>> start Material provided

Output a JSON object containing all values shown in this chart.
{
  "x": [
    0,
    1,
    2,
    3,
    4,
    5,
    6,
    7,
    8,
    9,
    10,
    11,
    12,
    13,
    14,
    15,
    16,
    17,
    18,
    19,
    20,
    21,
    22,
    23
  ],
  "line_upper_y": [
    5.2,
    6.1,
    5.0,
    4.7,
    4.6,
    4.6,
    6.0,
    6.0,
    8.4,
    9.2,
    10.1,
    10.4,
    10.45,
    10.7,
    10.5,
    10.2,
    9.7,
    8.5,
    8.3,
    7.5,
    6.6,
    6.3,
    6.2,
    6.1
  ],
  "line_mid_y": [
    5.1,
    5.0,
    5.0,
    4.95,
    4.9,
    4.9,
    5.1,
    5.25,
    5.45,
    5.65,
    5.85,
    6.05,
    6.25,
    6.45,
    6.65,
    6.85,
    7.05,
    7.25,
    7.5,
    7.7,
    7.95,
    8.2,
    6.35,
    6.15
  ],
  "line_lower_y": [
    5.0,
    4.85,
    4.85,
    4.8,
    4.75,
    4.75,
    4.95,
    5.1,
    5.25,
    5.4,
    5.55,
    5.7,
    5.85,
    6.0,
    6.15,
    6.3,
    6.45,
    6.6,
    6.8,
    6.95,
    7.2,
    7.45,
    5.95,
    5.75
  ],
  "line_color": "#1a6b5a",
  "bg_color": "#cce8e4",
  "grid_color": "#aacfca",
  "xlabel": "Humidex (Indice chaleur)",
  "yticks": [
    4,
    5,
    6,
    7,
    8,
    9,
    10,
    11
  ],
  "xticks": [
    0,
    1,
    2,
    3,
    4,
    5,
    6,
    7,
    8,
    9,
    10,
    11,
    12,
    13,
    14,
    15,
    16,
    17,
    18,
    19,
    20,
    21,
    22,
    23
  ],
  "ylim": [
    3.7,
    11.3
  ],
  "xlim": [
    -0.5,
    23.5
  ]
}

>> end Material provided

● Direction
Extract the data exactly as given.

● Result below
Output a JSON object containing all values shown in this chart.
{
  "x": [
    0,
    1,
    2,
    3,
    4,
    5,
    6,
    7,
    8,
    9,
    10,
    11,
    12,
    13,
    14,
    15,
    16,
    17,
    18,
    19,
    20,
    21,
    22,
    23
  ],
  "line_upper_y": [
    5.2,
    6.1,
    5.0,
    4.7,
    4.6,
    4.6,
    6.0,
    6.0,
    8.4,
    9.2,
    10.1,
    10.4,
    10.45,
    10.7,
    10.5,
    10.2,
    9.7,
    8.5,
    8.3,
    7.5,
    6.6,
    6.3,
    6.2,
    6.1
  ],
  "line_mid_y": [
    5.1,
    5.0,
    5.0,
    4.95,
    4.9,
    4.9,
    5.1,
    5.25,
    5.45,
    5.65,
    5.85,
    6.05,
    6.25,
    6.45,
    6.65,
    6.85,
    7.05,
    7.25,
    7.5,
    7.7,
    7.95,
    8.2,
    6.35,
    6.15
  ],
  "line_lower_y": [
    5.0,
    4.85,
    4.85,
    4.8,
    4.75,
    4.75,
    4.95,
    5.1,
    5.25,
    5.4,
    5.55,
    5.7,
    5.85,
    6.0,
    6.15,
    6.3,
    6.45,
    6.6,
    6.8,
    6.95,
    7.2,
    7.45,
    5.95,
    5.75
  ],
  "line_color": "#1a6b5a",
  "bg_color": "#cce8e4",
  "grid_color": "#aacfca",
  "xlabel": "Humidex (Indice chaleur)",
  "yticks": [
    4,
    5,
    6,
    7,
    8,
    9,
    10,
    11
  ],
  "xticks": [
    0,
    1,
    2,
    3,
    4,
    5,
    6,
    7,
    8,
    9,
    10,
    11,
    12,
    13,
    14,
    15,
    16,
    17,
    18,
    19,
    20,
    21,
    22,
    23
  ],
  "ylim": [
    3.7,
    11.3
  ],
  "xlim": [
    -0.5,
    23.5
  ]
}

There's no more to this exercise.